> WHAT IS BEING ASKED:
Locate every line in the records below that contains the string "elements" and reproduce each such line in full.

> INFORMATION SUPPLIED:
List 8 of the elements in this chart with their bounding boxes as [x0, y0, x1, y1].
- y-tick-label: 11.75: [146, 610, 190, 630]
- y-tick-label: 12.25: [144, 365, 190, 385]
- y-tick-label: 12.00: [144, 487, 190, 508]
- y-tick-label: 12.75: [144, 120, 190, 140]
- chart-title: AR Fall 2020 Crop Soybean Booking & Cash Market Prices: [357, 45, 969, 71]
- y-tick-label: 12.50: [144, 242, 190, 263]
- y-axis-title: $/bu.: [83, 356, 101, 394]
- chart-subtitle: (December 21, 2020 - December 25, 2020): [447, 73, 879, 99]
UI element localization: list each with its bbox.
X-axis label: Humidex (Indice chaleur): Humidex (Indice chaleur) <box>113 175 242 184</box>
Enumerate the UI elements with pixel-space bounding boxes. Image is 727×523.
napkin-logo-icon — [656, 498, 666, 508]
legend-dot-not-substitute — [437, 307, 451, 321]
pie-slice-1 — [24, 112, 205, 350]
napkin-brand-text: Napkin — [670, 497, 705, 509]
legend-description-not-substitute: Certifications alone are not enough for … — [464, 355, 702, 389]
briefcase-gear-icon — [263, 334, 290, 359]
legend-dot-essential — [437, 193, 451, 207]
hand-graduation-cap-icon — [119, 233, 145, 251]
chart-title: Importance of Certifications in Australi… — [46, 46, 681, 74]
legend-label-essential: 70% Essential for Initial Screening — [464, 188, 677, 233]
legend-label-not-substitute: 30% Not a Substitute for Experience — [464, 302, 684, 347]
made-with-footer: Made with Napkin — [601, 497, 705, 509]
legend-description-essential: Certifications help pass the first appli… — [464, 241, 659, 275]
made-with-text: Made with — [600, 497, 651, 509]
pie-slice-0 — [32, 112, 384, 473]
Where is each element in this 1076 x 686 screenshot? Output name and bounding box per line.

...

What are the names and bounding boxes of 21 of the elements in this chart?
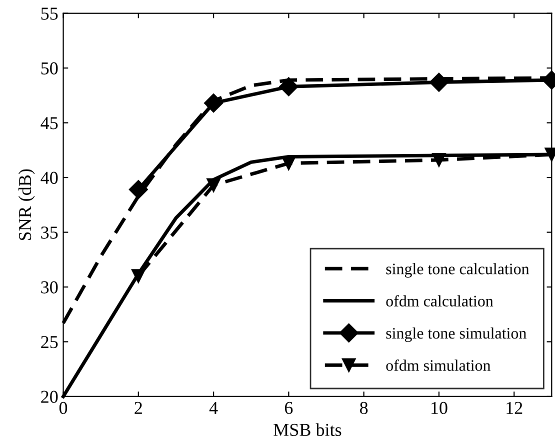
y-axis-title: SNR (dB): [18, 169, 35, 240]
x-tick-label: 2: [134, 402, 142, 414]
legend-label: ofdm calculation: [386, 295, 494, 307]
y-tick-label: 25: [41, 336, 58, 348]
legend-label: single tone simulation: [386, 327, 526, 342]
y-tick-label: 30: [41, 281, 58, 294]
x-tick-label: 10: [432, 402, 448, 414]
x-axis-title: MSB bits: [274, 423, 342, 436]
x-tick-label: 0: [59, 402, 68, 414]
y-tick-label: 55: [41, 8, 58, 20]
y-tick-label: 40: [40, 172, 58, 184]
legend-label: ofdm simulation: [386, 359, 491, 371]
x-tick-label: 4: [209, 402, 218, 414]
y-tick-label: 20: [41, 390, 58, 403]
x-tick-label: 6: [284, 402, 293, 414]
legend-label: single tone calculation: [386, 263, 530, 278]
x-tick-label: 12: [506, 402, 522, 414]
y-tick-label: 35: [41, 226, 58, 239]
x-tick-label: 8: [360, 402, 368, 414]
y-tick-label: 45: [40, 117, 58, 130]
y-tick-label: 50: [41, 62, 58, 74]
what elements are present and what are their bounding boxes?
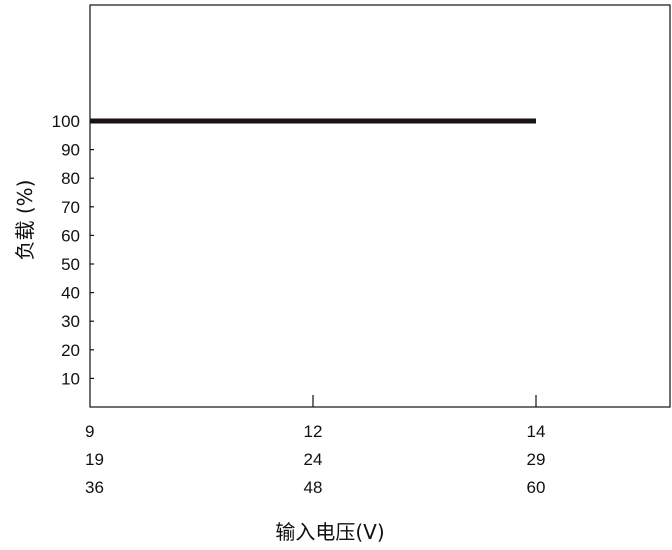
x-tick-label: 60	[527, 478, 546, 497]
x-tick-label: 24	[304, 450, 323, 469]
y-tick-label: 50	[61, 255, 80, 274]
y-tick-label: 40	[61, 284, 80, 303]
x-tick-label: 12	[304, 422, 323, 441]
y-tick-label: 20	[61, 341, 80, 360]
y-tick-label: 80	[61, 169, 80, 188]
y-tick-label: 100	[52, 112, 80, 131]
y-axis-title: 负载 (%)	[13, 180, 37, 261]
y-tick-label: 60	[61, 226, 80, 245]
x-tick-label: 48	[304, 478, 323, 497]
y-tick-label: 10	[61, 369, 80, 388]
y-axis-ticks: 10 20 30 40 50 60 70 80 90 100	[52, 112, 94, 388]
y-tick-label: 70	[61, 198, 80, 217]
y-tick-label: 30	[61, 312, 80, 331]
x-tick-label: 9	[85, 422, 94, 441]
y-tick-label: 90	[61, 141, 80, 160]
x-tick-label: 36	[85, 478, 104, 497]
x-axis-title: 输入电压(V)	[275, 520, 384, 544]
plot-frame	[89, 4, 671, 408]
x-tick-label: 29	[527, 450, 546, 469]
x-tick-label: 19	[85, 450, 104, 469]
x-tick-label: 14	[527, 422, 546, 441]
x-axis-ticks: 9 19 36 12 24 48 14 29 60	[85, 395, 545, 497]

> ANSWER TO THIS EXERCISE:
List 8 of the elements in this chart with their bounding boxes as [x0, y0, x1, y1].
Enumerate the UI elements with pixel-space bounding boxes. Image is 727×523.
What are the names and bounding boxes of 21 of the elements in this chart?
what elements are present and what are their bounding boxes?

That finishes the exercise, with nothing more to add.